> Exercise inputs:
══════════

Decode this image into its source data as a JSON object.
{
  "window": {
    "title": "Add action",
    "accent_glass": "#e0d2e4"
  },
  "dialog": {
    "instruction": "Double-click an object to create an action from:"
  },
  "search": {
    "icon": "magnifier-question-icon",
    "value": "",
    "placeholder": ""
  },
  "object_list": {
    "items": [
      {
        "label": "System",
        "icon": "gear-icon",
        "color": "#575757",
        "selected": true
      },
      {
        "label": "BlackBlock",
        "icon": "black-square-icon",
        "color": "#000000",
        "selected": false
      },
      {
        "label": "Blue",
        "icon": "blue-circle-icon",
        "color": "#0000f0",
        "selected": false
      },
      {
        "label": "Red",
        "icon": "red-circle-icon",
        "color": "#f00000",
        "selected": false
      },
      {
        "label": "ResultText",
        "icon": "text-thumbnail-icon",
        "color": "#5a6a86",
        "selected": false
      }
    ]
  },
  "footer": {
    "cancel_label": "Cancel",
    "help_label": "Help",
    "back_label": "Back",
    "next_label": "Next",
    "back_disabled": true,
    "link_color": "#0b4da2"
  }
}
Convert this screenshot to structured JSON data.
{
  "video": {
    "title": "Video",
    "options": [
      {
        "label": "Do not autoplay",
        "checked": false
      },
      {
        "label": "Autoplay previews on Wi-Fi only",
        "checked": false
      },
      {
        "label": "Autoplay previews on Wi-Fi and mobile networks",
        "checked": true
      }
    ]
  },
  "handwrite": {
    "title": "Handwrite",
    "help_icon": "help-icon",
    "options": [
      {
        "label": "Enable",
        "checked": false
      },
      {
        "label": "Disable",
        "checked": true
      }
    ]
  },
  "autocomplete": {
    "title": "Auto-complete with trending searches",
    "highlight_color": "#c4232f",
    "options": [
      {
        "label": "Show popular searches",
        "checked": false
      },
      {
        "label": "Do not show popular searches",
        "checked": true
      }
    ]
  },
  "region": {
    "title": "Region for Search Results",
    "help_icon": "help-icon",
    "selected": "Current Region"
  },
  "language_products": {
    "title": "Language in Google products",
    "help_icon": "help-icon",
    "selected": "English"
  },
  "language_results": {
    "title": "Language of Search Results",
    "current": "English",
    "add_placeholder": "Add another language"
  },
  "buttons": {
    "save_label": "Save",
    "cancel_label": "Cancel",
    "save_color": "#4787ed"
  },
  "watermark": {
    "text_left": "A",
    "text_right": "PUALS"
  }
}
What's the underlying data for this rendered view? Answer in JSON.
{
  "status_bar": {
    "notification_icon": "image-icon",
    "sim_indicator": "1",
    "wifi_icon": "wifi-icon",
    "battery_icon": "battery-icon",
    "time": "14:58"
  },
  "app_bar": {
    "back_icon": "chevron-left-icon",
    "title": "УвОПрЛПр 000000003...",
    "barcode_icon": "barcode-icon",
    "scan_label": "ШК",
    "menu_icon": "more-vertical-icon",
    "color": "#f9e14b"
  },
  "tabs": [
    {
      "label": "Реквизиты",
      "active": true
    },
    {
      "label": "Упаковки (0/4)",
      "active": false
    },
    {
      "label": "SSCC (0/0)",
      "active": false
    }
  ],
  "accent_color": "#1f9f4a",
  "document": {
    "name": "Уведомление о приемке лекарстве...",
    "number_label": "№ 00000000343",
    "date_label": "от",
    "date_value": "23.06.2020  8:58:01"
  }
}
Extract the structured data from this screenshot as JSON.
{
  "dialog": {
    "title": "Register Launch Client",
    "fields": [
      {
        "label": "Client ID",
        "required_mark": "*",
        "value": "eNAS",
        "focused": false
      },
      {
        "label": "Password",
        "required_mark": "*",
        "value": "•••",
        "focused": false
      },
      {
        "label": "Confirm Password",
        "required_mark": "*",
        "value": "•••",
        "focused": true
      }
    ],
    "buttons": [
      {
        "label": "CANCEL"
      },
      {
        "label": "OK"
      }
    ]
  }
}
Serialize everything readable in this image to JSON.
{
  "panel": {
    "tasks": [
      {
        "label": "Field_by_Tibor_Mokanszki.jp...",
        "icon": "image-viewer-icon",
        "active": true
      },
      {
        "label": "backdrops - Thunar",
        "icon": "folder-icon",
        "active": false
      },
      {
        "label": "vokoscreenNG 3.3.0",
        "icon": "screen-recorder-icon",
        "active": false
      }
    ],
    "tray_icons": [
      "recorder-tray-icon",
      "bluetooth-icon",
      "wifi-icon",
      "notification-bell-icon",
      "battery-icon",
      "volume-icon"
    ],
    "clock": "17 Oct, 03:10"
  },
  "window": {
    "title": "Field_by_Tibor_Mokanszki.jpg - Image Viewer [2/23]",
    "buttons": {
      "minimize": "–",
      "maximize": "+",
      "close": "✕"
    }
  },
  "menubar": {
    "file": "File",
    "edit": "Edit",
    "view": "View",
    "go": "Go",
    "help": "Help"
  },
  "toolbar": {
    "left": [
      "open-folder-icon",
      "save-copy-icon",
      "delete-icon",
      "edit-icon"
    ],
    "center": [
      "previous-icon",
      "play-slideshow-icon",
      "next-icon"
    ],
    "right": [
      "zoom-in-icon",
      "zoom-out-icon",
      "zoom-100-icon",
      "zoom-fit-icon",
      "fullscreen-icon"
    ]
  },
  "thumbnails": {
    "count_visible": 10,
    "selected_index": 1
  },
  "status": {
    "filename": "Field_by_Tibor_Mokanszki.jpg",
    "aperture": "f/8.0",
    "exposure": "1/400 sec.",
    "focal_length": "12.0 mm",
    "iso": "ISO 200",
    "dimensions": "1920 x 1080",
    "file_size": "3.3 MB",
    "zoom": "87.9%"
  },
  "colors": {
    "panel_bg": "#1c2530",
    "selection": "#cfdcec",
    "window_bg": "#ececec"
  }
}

══════════

How many lines in the entries contain the string "previews"? Answer with the number only.

> Final result:
2